══ Data rows ══
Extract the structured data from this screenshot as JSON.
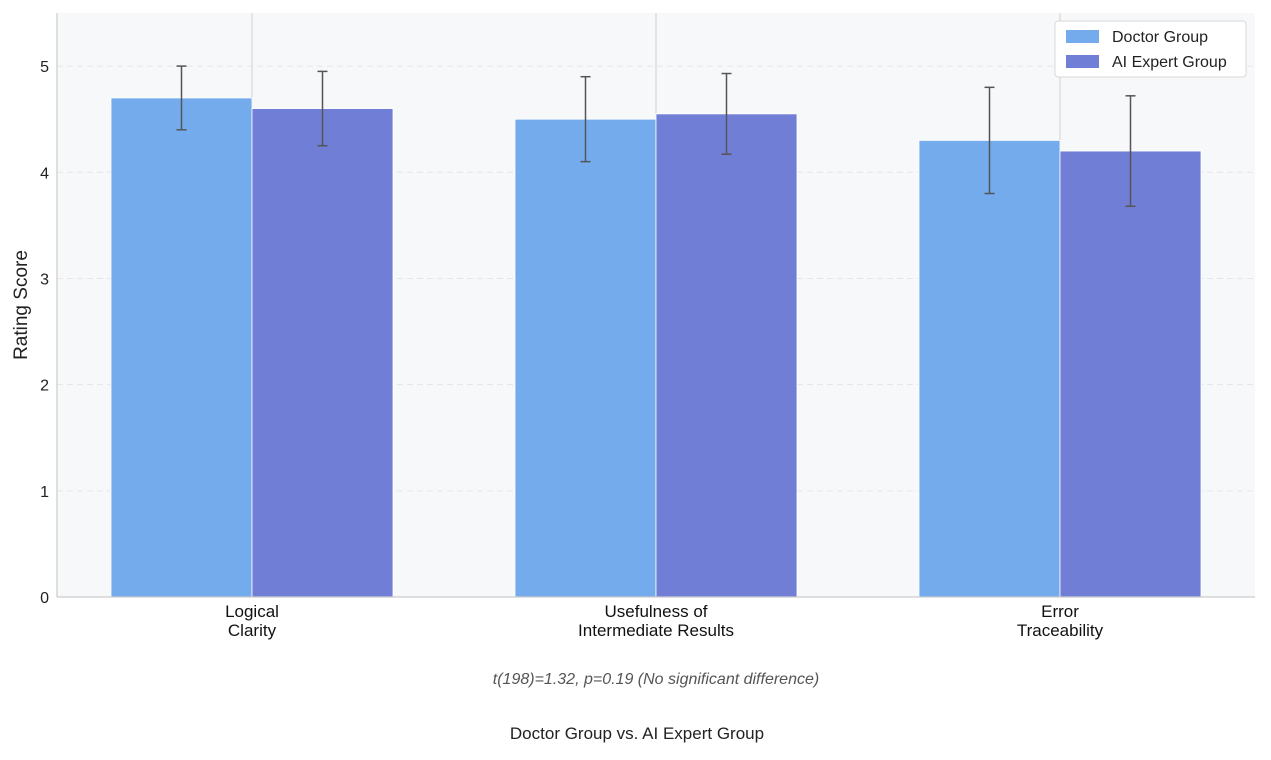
{
  "chart_data": {
    "type": "bar",
    "categories": [
      [
        "Logical",
        "Clarity"
      ],
      [
        "Usefulness of",
        "Intermediate Results"
      ],
      [
        "Error",
        "Traceability"
      ]
    ],
    "series": [
      {
        "name": "Doctor Group",
        "color": "#74abed",
        "values": [
          4.7,
          4.5,
          4.3
        ],
        "errors": [
          0.3,
          0.4,
          0.5
        ]
      },
      {
        "name": "AI Expert Group",
        "color": "#717ed6",
        "values": [
          4.6,
          4.55,
          4.2
        ],
        "errors": [
          0.35,
          0.38,
          0.52
        ]
      }
    ],
    "ylabel": "Rating Score",
    "xlabel": "Doctor Group vs. AI Expert Group",
    "annotation": "t(198)=1.32, p=0.19 (No significant difference)",
    "ylim": [
      0,
      5.5
    ],
    "yticks": [
      0,
      1,
      2,
      3,
      4,
      5
    ],
    "legend_position": "top-right",
    "grid": true,
    "background_color": "#f7f8fa"
  }
}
═══
Show the lines of the data that hold the word "Group".

        "name": "Doctor Group",
        "name": "AI Expert Group",
    "xlabel": "Doctor Group vs. AI Expert Group",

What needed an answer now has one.